• Challenge:
Copy out each line below that has the word "Publication" in it.

begin

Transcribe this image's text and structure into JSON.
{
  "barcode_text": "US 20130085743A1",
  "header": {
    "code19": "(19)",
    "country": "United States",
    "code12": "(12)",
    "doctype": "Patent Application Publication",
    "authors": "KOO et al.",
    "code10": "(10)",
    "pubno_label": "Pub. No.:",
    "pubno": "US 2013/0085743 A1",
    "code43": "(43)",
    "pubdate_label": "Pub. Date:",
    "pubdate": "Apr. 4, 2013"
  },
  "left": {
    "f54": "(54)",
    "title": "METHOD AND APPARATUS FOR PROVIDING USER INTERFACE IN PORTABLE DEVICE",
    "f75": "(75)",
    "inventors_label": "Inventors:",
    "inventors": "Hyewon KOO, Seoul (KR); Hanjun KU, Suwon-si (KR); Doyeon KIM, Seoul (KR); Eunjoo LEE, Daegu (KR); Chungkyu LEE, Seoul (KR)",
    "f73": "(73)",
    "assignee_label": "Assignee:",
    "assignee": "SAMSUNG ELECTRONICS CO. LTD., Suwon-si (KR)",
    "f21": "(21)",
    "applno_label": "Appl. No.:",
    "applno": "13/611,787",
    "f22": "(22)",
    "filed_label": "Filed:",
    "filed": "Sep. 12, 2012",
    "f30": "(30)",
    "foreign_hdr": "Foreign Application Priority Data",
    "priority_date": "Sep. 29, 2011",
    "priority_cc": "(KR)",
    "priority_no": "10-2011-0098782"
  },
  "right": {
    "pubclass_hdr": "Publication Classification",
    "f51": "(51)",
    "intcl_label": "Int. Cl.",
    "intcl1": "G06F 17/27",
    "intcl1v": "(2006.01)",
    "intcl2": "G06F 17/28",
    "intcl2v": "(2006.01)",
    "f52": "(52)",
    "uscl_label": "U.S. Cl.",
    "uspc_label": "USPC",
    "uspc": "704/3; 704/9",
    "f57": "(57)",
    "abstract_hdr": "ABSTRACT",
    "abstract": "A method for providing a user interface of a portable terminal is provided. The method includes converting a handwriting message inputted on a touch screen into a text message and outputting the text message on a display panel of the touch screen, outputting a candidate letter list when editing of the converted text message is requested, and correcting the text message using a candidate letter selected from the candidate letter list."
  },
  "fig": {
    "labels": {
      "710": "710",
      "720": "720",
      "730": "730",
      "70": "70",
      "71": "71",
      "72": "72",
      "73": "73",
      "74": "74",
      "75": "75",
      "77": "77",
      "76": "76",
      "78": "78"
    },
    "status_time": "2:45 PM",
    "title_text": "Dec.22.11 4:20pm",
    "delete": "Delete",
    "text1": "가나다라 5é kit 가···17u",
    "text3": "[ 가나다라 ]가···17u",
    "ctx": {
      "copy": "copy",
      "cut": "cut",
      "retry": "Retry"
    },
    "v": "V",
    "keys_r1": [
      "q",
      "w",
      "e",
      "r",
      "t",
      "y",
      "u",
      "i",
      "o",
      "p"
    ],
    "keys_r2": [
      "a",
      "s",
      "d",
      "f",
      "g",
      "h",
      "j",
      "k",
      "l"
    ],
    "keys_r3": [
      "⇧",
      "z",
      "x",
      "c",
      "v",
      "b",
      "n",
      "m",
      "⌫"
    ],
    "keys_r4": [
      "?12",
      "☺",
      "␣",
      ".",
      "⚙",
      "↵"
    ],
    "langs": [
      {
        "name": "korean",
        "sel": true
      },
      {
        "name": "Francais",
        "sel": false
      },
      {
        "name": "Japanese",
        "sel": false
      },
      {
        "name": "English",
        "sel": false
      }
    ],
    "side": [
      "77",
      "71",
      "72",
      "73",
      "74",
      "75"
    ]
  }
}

end

• Output of the exercise:
    "doctype": "Patent Application Publication",
    "pubclass_hdr": "Publication Classification",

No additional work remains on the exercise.